- [EXERCISE BRIEF] Pick out the lines containing "परमप".
:: EXTRACTED INFORMATION
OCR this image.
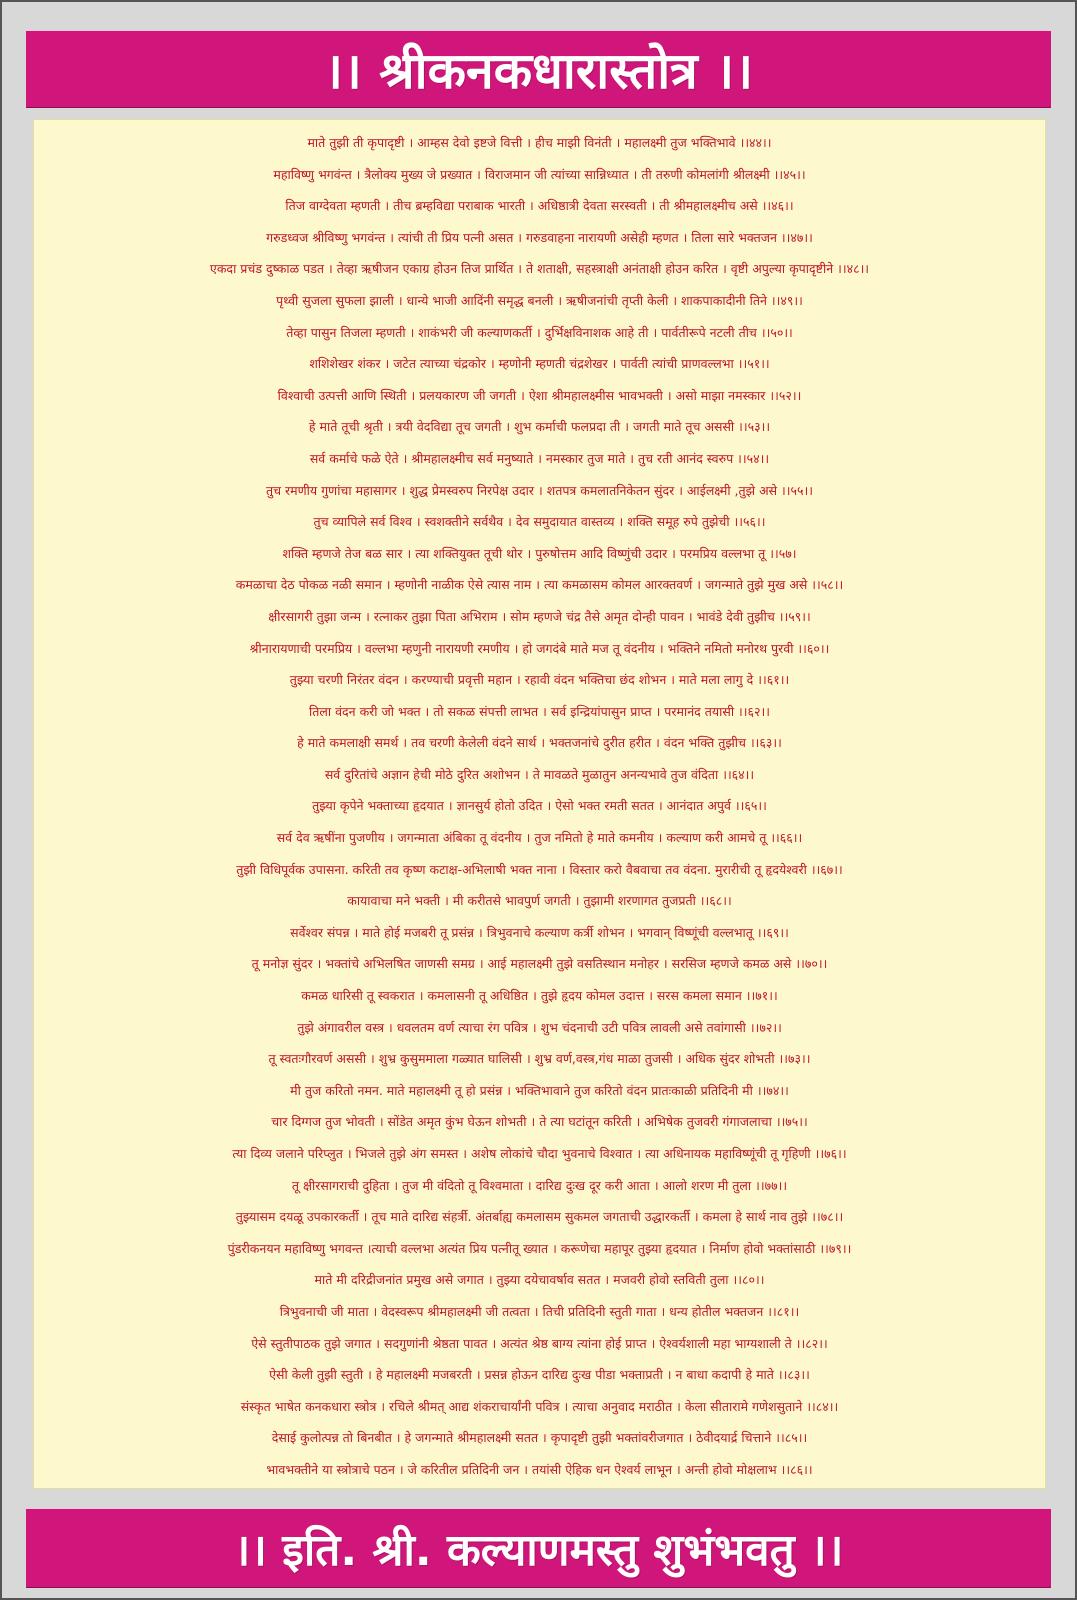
।। श्रीकनकधारास्तोत्र ।।
माते तुझी ती कृपादृष्टी । आम्हस देवो इष्टजे वित्ती । हीच माझी विनंती । महालक्ष्मी तुज भक्तिभावे ।।४४।।
महाविष्णु भगवंन्त । त्रैलोक्य मुख्य जे प्रख्यात । विराजमान जी त्यांच्या सान्निध्यात । ती तरुणी कोमलांगी श्रीलक्ष्मी ।।४५।।
तिज वाग्देवता म्हणती । तीच ब्रम्हविद्या पराबाक भारती । अधिष्ठात्री देवता सरस्वती । ती श्रीमहालक्ष्मीच असे ।।४६।।
गरुडध्वज श्रीविष्णु भगवंन्त । त्यांची ती प्रिय पत्नी असत । गरुडवाहना नारायणी असेही म्हणत । तिला सारे भक्तजन ।।४७।।
एकदा प्रचंड दुष्काळ पडत । तेव्हा ऋषीजन एकाग्र होउन तिज प्रार्थित । ते शताक्षी, सहस्त्राक्षी अनंताक्षी होउन करित । वृष्टी अपुल्या कृपादृष्टीने ।।४८।।
पृथ्वी सुजला सुफला झाली । धान्ये भाजी आदिंनी समृद्ध बनली । ऋषीजनांची तृप्ती केली । शाकपाकादीनी तिने ।।४९।।
तेव्हा पासुन तिजला म्हणती । शाकंभरी जी कल्याणकर्ती । दुर्भिक्षविनाशक आहे ती । पार्वतीरूपे नटली तीच ।।५०।।
शशिशेखर शंकर । जटेत त्याच्या चंद्रकोर । म्हणोनी म्हणती चंद्रशेखर । पार्वती त्यांची प्राणवल्लभा ।।५१।।
विश्वाची उत्पत्ती आणि स्थिती । प्रलयकारण जी जगती । ऐशा श्रीमहालक्ष्मीस भावभक्ती । असो माझा नमस्कार ।।५२।।
हे माते तूची श्रृती । त्रयी वेदविद्या तूच जगती । शुभ कर्माची फलप्रदा ती । जगती माते तूच अससी ।।५३।।
सर्व कर्माचे फळे ऐते । श्रीमहालक्ष्मीच सर्व मनुष्याते । नमस्कार तुज माते । तुच रती आनंद स्वरुप ।।५४।।
तुच रमणीय गुणांचा महासागर । शुद्ध प्रेमस्वरुप निरपेक्ष उदार । शतपत्र कमलातनिकेतन सुंदर । आईलक्ष्मी ,तुझे असे ।।५५।।
तुच व्यापिले सर्व विश्व । स्वशक्तीने सर्वथैव । देव समुदायात वास्तव्य । शक्ति समूह रुपे तुझेची ।।५६।।
शक्ति म्हणजे तेज बळ सार । त्या शक्तियुक्त तूची थोर । पुरुषोत्तम आदि विष्णुंची उदार । परमप्रिय वल्लभा तू ।।५७।
कमळाचा देठ पोकळ नळी समान । म्हणोनी नाळीक ऐसे त्यास नाम । त्या कमळासम कोमल आरक्तवर्ण । जगन्माते तुझे मुख असे ।।५८।।
क्षीरसागरी तुझा जन्म । रत्नाकर तुझा पिता अभिराम । सोम म्हणजे चंद्र तैसे अमृत दोन्ही पावन । भावंडे देवी तुझीच ।।५९।।
श्रीनारायणाची परमप्रिय । वल्लभा म्हणुनी नारायणी रमणीय । हो जगदंबे माते मज तू वंदनीय । भक्तिने नमितो मनोरथ पुरवी ।।६०।।
तुझ्या चरणी निरंतर वंदन । करण्याची प्रवृत्ती महान । रहावी वंदन भक्तिचा छंद शोभन । माते मला लागु दे ।।६१।।
तिला वंदन करी जो भक्त । तो सकळ संपत्ती लाभत । सर्व इन्द्रियांपासुन प्राप्त । परमानंद तयासी ।।६२।।
हे माते कमलाक्षी समर्थ । तव चरणी केलेली वंदने सार्थ । भक्तजनांचे दुरीत हरीत । वंदन भक्ति तुझीच ।।६३।।
सर्व दुरितांचे अज्ञान हेची मोठे दुरित अशोभन । ते मावळते मुळातुन अनन्यभावे तुज वंदिता ।।६४।।
तुझ्या कृपेने भक्ताच्या हृदयात । ज्ञानसुर्य होतो उदित । ऐसो भक्त रमती सतत । आनंदात अपुर्व ।।६५।।
सर्व देव ऋषींना पुजणीय । जगन्माता अंबिका तू वंदनीय । तुज नमितो हे माते कमनीय । कल्याण करी आमचे तू ।।६६।।
तुझी विधिपूर्वक उपासना. करिती तव कृष्ण कटाक्ष-अभिलाषी भक्त नाना । विस्तार करो वैबवाचा तव वंदना. मुरारीची तू हृदयेश्वरी ।।६७।।
कायावाचा मने भक्ती । मी करीतसे भावपुर्ण जगती । तुझामी शरणागत तुजप्रती ।।६८।।
सर्वेश्वर संपन्न । माते होई मजबरी तू प्रसंन्न । त्रिभुवनाचे कल्याण कर्त्री शोभन । भगवान् विष्णूंची वल्लभातू ।।६९।।
तू मनोज्ञ सुंदर । भक्तांचे अभिलषित जाणसी समग्र । आई महालक्ष्मी तुझे वसतिस्थान मनोहर । सरसिज म्हणजे कमळ असे ।।७०।।
कमळ धारिसी तू स्वकरात । कमलासनी तू अधिष्ठित । तुझे हृदय कोमल उदात्त । सरस कमला समान ।।७१।।
तुझे अंगावरील वस्त्र । धवलतम वर्ण त्याचा रंग पवित्र । शुभ चंदनाची उटी पवित्र लावली असे तवांगासी ।।७२।।
तू स्वतःगौरवर्ण अससी । शुभ्र कुसुममाला गळ्यात घालिसी । शुभ्र वर्ण,वस्त्र,गंध माळा तुजसी । अधिक सुंदर शोभती ।।७३।।
मी तुज करितो नमन. माते महालक्ष्मी तू हो प्रसंन्न । भक्तिभावाने तुज करितो वंदन प्रातःकाळी प्रतिदिनी मी ।।७४।।
चार दिग्गज तुज भोवती । सोंडेत अमृत कुंभ घेऊन शोभती । ते त्या घटांतून करिती । अभिषेक तुजवरी गंगाजलाचा ।।७५।।
त्या दिव्य जलाने परिप्लुत । भिजले तुझे अंग समस्त । अशेष लोकांचे चौदा भुवनाचे विश्वात । त्या अधिनायक महाविष्णूंची तू गृहिणी ।।७६।।
तू क्षीरसागराची दुहिता । तुज मी वंदितो तू विश्वमाता । दारिद्य दुःख दूर करी आता । आलो शरण मी तुला ।।७७।।
तुझ्यासम दयळू उपकारकर्ती । तूच माते दारिद्य संहर्त्री. अंतर्बाह्य कमलासम सुकमल जगताची उद्धारकर्ती । कमला हे सार्थ नाव तुझे ।।७८।।
पुंडरीकनयन महाविष्णु भगवन्त ।त्याची वल्लभा अत्यंत प्रिय पत्नीतू ख्यात । करूणेचा महापूर तुझ्या हृदयात । निर्माण होवो भक्तांसाठी ।।७९।।
माते मी दरिद्रीजनांत प्रमुख असे जगात । तुझ्या दयेचावर्षाव सतत । मजवरी होवो स्तविती तुला ।।८०।।
त्रिभुवनाची जी माता । वेदस्वरूप श्रीमहालक्ष्मी जी तत्वता । तिची प्रतिदिनी स्तुती गाता । धन्य होतील भक्तजन ।।८१।।
ऐसे स्तुतीपाठक तुझे जगात । सदगुणांनी श्रेष्ठता पावत । अत्यंत श्रेष्ठ बाग्य त्यांना होई प्राप्त । ऐश्वर्यशाली महा भाग्यशाली ते ।।८२।।
ऐसी केली तुझी स्तुती । हे महालक्ष्मी मजबरती । प्रसन्न होऊन दारिद्य दुःख पीडा भक्ताप्रती । न बाधा कदापी हे माते ।।८३।।
संस्कृत भाषेत कनकधारा स्त्रोत्र । रचिले श्रीमत् आद्य शंकराचार्यांनी पवित्र । त्याचा अनुवाद मराठीत । केला सीतारामे गणेशसुताने ।।८४।।
देसाई कुलोत्पन्न तो बिनबीत । हे जगन्माते श्रीमहालक्ष्मी सतत । कृपादृष्टी तुझी भक्तांवरीजगात । ठेवीदयार्द्र चित्ताने ।।८५।।
भावभक्तीने या स्त्रोत्राचे पठन । जे करितील प्रतिदिनी जन । तयांसी ऐहिक धन ऐश्वर्य लाभून । अन्ती होवो मोक्षलाभ ।।८६।।
।। इति. श्री. कल्याणमस्तु शुभंभवतु ।।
::::
- [RIGHT ANSWER]
शक्ति म्हणजे तेज बळ सार । त्या शक्तियुक्त तूची थोर । पुरुषोत्तम आदि विष्णुंची उदार । परमप्रिय वल्लभा तू ।।५७।
श्रीनारायणाची परमप्रिय । वल्लभा म्हणुनी नारायणी रमणीय । हो जगदंबे माते मज तू वंदनीय । भक्तिने नमितो मनोरथ पुरवी ।।६०।।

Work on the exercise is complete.